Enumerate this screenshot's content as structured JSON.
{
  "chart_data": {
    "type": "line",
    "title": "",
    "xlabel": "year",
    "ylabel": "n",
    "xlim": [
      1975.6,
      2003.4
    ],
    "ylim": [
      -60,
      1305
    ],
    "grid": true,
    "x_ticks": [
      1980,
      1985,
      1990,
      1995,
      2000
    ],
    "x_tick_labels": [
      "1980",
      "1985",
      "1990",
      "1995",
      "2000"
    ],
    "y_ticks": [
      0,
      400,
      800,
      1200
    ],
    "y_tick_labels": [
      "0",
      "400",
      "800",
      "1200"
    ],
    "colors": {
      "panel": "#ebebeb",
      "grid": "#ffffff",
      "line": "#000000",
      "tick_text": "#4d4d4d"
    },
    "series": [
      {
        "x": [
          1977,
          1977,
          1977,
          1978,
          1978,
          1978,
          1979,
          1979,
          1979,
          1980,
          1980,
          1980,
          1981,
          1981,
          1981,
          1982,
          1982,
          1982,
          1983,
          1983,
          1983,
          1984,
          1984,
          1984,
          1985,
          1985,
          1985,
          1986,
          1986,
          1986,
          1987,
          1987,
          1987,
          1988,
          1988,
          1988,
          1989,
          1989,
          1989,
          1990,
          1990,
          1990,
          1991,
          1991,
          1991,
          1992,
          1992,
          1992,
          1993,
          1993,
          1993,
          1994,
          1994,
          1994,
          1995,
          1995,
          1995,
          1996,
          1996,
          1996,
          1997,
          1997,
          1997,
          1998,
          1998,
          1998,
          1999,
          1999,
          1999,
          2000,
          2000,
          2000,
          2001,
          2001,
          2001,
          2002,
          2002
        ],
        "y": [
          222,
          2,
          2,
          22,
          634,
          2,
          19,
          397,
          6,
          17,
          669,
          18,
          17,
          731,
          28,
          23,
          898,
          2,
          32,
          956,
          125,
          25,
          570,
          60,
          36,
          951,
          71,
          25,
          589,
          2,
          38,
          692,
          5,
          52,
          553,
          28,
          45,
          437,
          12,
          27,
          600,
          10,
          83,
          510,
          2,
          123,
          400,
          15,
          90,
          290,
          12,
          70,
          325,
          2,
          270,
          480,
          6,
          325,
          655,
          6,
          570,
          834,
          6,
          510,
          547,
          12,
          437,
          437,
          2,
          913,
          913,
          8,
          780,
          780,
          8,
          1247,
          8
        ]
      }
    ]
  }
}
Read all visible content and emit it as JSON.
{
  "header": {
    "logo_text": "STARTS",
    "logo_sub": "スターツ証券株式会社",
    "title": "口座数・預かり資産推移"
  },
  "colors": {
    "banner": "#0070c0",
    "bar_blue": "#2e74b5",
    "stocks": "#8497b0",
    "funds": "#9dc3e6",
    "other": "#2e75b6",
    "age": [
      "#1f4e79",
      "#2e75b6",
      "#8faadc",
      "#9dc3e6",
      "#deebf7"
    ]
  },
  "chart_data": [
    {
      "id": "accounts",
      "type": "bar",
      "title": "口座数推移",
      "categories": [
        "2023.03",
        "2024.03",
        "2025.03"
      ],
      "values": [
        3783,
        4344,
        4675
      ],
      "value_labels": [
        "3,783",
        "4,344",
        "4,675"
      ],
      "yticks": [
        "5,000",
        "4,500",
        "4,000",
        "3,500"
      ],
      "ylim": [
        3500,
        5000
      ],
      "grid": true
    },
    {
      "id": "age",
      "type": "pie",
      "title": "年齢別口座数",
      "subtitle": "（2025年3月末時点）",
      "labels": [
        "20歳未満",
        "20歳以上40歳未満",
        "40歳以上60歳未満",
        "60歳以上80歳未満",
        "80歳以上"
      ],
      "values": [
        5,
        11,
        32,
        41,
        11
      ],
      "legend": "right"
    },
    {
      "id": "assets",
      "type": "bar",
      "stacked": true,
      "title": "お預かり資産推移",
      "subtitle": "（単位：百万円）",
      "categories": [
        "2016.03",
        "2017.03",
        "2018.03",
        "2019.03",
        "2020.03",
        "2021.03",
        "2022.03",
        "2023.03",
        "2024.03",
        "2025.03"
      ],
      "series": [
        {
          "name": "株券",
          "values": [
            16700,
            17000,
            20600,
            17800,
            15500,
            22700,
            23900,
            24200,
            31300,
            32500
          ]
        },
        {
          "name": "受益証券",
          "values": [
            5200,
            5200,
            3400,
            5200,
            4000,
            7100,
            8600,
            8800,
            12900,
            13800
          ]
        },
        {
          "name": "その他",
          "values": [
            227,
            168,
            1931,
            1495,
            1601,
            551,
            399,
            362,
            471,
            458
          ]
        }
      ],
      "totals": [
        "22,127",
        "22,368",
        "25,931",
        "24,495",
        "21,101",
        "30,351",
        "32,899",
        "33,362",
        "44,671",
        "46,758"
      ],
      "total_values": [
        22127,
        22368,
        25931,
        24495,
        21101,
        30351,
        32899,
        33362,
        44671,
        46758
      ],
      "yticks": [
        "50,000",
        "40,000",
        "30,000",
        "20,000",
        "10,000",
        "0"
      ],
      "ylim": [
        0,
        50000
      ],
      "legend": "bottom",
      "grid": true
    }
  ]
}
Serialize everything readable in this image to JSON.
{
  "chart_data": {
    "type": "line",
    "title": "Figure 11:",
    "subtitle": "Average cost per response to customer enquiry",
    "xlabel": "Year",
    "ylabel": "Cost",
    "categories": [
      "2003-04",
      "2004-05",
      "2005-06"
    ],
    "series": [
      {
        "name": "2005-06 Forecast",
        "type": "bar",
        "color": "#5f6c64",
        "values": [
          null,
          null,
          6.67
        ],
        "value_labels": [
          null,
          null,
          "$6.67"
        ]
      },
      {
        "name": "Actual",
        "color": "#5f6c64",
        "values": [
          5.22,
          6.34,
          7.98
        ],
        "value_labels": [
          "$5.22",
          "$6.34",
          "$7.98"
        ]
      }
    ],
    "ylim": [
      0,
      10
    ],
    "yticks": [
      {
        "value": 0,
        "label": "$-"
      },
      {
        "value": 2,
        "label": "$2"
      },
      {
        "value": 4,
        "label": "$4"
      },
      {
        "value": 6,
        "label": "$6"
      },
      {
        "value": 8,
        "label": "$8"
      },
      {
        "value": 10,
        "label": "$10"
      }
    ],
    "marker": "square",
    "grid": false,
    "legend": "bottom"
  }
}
======
* [Directions for this task]: Every line that holds the word "JSON" should be extracted.

* [Final result]:
Enumerate this screenshot's content as structured JSON.
Read all visible content and emit it as JSON.
Serialize everything readable in this image to JSON.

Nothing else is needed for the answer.